=== WHAT THIS TASK INVOLVES ===
From the listing below, extract each entry exactly as written, minus the images.

=== MATERIAL FOR THE TASK ===
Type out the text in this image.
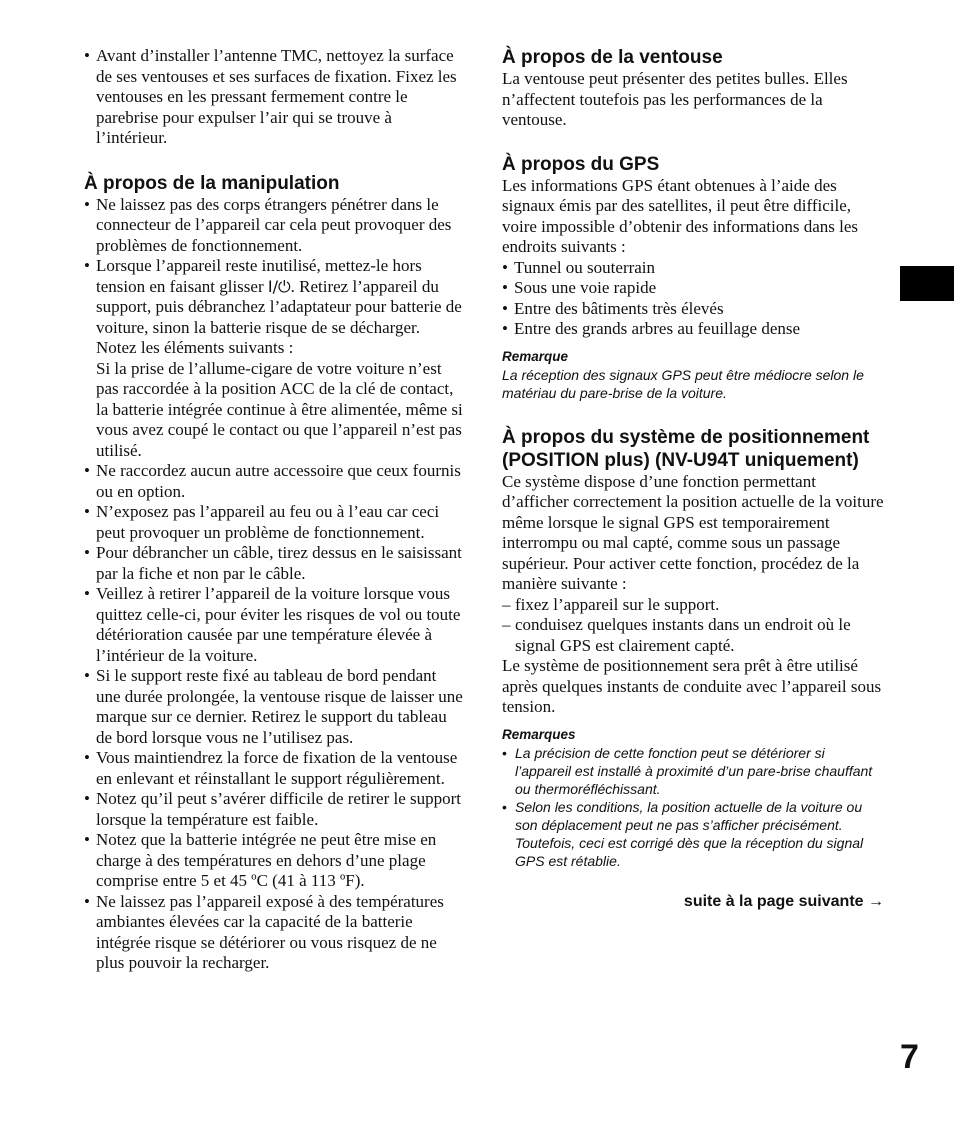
• Avant d’installer l’antenne TMC, nettoyez la surface de ses ventouses et ses surfaces de fixation. Fixez les ventouses en les pressant fermement contre le parebrise pour expulser l’air qui se trouve à l’intérieur.
À propos de la manipulation
• Ne laissez pas des corps étrangers pénétrer dans le connecteur de l’appareil car cela peut provoquer des problèmes de fonctionnement.
• Lorsque l’appareil reste inutilisé, mettez-le hors tension en faisant glisser I/⏻. Retirez l’appareil du support, puis débranchez l’adaptateur pour batterie de voiture, sinon la batterie risque de se décharger. Notez les éléments suivants :
Si la prise de l’allume-cigare de votre voiture n’est pas raccordée à la position ACC de la clé de contact, la batterie intégrée continue à être alimentée, même si vous avez coupé le contact ou que l’appareil n’est pas utilisé.
• Ne raccordez aucun autre accessoire que ceux fournis ou en option.
• N’exposez pas l’appareil au feu ou à l’eau car ceci peut provoquer un problème de fonctionnement.
• Pour débrancher un câble, tirez dessus en le saisissant par la fiche et non par le câble.
• Veillez à retirer l’appareil de la voiture lorsque vous quittez celle-ci, pour éviter les risques de vol ou toute détérioration causée par une température élevée à l’intérieur de la voiture.
• Si le support reste fixé au tableau de bord pendant une durée prolongée, la ventouse risque de laisser une marque sur ce dernier. Retirez le support du tableau de bord lorsque vous ne l’utilisez pas.
• Vous maintiendrez la force de fixation de la ventouse en enlevant et réinstallant le support régulièrement.
• Notez qu’il peut s’avérer difficile de retirer le support lorsque la température est faible.
• Notez que la batterie intégrée ne peut être mise en charge à des températures en dehors d’une plage comprise entre 5 et 45 ºC (41 à 113 ºF).
• Ne laissez pas l’appareil exposé à des températures ambiantes élevées car la capacité de la batterie intégrée risque se détériorer ou vous risquez de ne plus pouvoir la recharger.
À propos de la ventouse

La ventouse peut présenter des petites bulles. Elles n’affectent toutefois pas les performances de la ventouse.

À propos du GPS

Les informations GPS étant obtenues à l’aide des signaux émis par des satellites, il peut être difficile, voire impossible d’obtenir des informations dans les endroits suivants :

• Tunnel ou souterrain
• Sous une voie rapide
• Entre des bâtiments très élevés
• Entre des grands arbres au feuillage dense
Remarque

La réception des signaux GPS peut être médiocre selon le matériau du pare-brise de la voiture.

À propos du système de positionnement (POSITION plus) (NV-U94T uniquement)

Ce système dispose d’une fonction permettant d’afficher correctement la position actuelle de la voiture même lorsque le signal GPS est temporairement interrompu ou mal capté, comme sous un passage supérieur. Pour activer cette fonction, procédez de la manière suivante :

– fixez l’appareil sur le support.
– conduisez quelques instants dans un endroit où le signal GPS est clairement capté.

Le système de positionnement sera prêt à être utilisé après quelques instants de conduite avec l’appareil sous tension.

Remarques
• La précision de cette fonction peut se détériorer si l’appareil est installé à proximité d’un pare-brise chauffant ou thermoréfléchissant.
• Selon les conditions, la position actuelle de la voiture ou son déplacement peut ne pas s’afficher précisément. Toutefois, ceci est corrigé dès que la réception du signal GPS est rétablie.
suite à la page suivante →
7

=== TASK ANSWER ===
Type out the text in this image.
• Avant d’installer l’antenne TMC, nettoyez la surface de ses ventouses et ses surfaces de fixation. Fixez les ventouses en les pressant fermement contre le parebrise pour expulser l’air qui se trouve à l’intérieur.
À propos de la manipulation
• Ne laissez pas des corps étrangers pénétrer dans le connecteur de l’appareil car cela peut provoquer des problèmes de fonctionnement.
• Lorsque l’appareil reste inutilisé, mettez-le hors tension en faisant glisser I/⏻. Retirez l’appareil du support, puis débranchez l’adaptateur pour batterie de voiture, sinon la batterie risque de se décharger. Notez les éléments suivants :
Si la prise de l’allume-cigare de votre voiture n’est pas raccordée à la position ACC de la clé de contact, la batterie intégrée continue à être alimentée, même si vous avez coupé le contact ou que l’appareil n’est pas utilisé.
• Ne raccordez aucun autre accessoire que ceux fournis ou en option.
• N’exposez pas l’appareil au feu ou à l’eau car ceci peut provoquer un problème de fonctionnement.
• Pour débrancher un câble, tirez dessus en le saisissant par la fiche et non par le câble.
• Veillez à retirer l’appareil de la voiture lorsque vous quittez celle-ci, pour éviter les risques de vol ou toute détérioration causée par une température élevée à l’intérieur de la voiture.
• Si le support reste fixé au tableau de bord pendant une durée prolongée, la ventouse risque de laisser une marque sur ce dernier. Retirez le support du tableau de bord lorsque vous ne l’utilisez pas.
• Vous maintiendrez la force de fixation de la ventouse en enlevant et réinstallant le support régulièrement.
• Notez qu’il peut s’avérer difficile de retirer le support lorsque la température est faible.
• Notez que la batterie intégrée ne peut être mise en charge à des températures en dehors d’une plage comprise entre 5 et 45 ºC (41 à 113 ºF).
• Ne laissez pas l’appareil exposé à des températures ambiantes élevées car la capacité de la batterie intégrée risque se détériorer ou vous risquez de ne plus pouvoir la recharger.
À propos de la ventouse

La ventouse peut présenter des petites bulles. Elles n’affectent toutefois pas les performances de la ventouse.

À propos du GPS

Les informations GPS étant obtenues à l’aide des signaux émis par des satellites, il peut être difficile, voire impossible d’obtenir des informations dans les endroits suivants :

• Tunnel ou souterrain
• Sous une voie rapide
• Entre des bâtiments très élevés
• Entre des grands arbres au feuillage dense
Remarque

La réception des signaux GPS peut être médiocre selon le matériau du pare-brise de la voiture.

À propos du système de positionnement (POSITION plus) (NV-U94T uniquement)

Ce système dispose d’une fonction permettant d’afficher correctement la position actuelle de la voiture même lorsque le signal GPS est temporairement interrompu ou mal capté, comme sous un passage supérieur. Pour activer cette fonction, procédez de la manière suivante :

– fixez l’appareil sur le support.
– conduisez quelques instants dans un endroit où le signal GPS est clairement capté.

Le système de positionnement sera prêt à être utilisé après quelques instants de conduite avec l’appareil sous tension.

Remarques
• La précision de cette fonction peut se détériorer si l’appareil est installé à proximité d’un pare-brise chauffant ou thermoréfléchissant.
• Selon les conditions, la position actuelle de la voiture ou son déplacement peut ne pas s’afficher précisément. Toutefois, ceci est corrigé dès que la réception du signal GPS est rétablie.
suite à la page suivante →
7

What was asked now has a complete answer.